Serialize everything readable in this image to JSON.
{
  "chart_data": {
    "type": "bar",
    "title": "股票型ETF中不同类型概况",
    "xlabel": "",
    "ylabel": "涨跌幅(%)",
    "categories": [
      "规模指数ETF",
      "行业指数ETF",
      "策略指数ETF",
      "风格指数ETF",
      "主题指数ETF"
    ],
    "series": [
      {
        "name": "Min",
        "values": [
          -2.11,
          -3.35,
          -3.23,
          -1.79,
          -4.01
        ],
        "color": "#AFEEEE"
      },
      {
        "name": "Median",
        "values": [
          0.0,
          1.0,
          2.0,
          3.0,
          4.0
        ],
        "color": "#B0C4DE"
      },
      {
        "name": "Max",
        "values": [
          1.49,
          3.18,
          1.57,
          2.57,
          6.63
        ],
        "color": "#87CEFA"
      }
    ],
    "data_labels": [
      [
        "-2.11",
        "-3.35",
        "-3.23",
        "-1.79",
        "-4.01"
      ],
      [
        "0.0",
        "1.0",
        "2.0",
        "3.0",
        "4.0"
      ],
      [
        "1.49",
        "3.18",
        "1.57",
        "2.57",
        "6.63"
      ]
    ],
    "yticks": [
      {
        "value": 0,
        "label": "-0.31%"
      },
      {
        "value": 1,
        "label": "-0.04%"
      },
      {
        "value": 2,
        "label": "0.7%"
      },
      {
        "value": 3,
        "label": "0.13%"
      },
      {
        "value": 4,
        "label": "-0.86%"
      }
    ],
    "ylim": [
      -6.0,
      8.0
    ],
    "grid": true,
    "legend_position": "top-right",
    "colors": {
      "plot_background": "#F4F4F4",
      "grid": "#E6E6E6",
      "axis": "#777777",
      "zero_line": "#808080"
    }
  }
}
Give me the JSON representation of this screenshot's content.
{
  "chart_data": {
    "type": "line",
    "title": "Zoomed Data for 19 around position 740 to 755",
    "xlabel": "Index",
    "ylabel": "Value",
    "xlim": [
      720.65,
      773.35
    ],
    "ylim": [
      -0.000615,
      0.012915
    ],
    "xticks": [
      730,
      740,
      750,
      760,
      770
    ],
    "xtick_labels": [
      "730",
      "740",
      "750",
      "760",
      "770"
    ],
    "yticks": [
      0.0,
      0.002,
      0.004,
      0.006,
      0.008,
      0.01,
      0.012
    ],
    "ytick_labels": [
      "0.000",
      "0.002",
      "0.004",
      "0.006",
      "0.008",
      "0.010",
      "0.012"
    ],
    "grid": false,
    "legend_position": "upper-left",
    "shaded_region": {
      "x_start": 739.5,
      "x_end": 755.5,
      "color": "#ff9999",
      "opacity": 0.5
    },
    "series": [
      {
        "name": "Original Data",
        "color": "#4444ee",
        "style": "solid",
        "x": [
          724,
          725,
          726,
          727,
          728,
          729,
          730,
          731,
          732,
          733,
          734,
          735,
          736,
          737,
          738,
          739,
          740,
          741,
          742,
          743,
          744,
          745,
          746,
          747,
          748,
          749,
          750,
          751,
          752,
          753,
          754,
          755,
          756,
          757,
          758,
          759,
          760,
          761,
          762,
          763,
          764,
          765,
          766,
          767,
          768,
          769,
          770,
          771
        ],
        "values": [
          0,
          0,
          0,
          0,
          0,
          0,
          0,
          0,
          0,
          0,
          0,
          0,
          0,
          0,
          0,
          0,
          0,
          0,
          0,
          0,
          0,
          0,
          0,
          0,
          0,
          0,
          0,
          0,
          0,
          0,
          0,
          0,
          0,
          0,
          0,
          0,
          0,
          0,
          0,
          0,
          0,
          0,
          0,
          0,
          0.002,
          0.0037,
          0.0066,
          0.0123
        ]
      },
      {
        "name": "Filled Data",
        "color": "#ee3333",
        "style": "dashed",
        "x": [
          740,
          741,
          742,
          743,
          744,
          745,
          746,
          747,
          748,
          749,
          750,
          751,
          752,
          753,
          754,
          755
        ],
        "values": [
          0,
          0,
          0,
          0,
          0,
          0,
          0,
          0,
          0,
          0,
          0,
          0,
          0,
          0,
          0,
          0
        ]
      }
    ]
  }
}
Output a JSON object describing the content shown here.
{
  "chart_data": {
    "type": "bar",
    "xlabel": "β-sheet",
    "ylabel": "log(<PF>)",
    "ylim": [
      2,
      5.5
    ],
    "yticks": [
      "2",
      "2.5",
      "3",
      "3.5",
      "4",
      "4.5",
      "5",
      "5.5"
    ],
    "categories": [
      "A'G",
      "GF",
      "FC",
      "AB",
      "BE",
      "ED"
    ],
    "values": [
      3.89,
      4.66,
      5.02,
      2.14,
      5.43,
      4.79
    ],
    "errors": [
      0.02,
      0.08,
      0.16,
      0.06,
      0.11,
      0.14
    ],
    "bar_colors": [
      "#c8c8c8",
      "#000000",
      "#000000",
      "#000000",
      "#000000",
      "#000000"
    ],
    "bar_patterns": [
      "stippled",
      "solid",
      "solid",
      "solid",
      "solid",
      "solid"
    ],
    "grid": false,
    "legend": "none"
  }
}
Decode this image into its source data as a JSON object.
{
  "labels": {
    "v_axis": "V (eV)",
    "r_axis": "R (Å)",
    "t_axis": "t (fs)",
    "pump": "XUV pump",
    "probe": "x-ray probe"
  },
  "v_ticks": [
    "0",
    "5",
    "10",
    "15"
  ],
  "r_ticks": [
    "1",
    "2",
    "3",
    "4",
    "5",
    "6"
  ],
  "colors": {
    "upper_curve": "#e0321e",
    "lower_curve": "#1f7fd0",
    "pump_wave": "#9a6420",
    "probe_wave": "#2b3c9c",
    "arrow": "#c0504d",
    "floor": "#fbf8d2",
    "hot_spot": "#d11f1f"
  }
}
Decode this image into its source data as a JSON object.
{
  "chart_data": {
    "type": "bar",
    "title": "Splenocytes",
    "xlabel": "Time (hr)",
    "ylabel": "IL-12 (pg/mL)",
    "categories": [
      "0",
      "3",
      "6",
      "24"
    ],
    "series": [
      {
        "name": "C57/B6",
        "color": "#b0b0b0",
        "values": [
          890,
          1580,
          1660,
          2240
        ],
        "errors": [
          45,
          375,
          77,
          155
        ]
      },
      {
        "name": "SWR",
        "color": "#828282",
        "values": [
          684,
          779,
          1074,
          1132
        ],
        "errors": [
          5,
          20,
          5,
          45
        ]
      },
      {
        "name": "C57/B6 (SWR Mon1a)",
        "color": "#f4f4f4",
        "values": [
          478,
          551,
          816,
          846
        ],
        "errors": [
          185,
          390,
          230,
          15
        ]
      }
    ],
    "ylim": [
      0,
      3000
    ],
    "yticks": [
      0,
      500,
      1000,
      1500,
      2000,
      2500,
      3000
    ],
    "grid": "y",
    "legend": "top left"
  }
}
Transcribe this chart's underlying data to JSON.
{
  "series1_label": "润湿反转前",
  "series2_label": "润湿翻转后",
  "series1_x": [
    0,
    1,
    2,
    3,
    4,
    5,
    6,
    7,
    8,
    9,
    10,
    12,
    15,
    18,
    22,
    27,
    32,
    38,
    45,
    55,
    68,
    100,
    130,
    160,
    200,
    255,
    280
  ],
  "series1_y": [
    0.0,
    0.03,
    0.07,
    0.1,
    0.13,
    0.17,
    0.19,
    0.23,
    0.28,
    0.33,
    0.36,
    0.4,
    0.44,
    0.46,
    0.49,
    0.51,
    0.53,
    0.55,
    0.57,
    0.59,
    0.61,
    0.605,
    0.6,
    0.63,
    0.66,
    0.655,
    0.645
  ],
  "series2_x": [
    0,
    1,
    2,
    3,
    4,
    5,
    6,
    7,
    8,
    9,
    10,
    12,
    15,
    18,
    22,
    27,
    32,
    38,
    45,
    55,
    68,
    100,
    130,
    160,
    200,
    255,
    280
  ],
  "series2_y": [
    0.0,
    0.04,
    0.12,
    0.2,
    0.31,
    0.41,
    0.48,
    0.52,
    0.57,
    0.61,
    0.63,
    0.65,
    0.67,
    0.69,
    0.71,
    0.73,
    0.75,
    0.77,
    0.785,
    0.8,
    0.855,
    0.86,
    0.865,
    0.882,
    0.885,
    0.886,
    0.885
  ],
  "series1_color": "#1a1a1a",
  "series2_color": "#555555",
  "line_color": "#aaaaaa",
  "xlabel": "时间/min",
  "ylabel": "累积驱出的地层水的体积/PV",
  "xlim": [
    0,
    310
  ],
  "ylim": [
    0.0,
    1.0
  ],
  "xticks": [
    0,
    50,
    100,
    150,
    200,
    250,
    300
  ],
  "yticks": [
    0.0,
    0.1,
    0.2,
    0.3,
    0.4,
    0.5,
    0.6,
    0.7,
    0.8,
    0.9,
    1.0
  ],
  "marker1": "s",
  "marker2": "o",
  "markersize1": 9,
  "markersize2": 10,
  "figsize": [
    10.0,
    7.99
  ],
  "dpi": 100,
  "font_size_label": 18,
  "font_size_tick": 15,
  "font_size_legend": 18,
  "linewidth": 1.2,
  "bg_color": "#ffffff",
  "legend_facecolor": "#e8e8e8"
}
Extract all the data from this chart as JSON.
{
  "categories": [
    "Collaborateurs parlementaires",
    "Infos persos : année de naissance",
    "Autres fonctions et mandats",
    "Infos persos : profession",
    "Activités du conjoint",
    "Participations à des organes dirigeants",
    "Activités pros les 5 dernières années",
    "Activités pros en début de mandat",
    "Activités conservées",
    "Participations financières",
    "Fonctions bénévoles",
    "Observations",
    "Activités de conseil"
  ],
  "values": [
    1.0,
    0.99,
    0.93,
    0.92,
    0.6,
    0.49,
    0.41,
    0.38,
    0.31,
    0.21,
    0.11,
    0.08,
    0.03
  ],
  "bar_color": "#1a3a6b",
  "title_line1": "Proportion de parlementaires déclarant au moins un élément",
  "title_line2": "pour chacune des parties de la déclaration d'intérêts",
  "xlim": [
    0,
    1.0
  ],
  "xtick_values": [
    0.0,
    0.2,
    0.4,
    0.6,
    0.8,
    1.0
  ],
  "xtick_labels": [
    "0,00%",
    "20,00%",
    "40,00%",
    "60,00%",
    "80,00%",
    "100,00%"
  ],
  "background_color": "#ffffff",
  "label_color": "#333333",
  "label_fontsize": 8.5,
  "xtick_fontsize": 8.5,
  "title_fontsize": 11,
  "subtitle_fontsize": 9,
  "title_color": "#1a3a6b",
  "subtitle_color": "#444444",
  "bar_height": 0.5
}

* What you should do: Copy out every line from the records that has the word "Infos".

* Solution:
    "Infos persos : année de naissance",
    "Infos persos : profession",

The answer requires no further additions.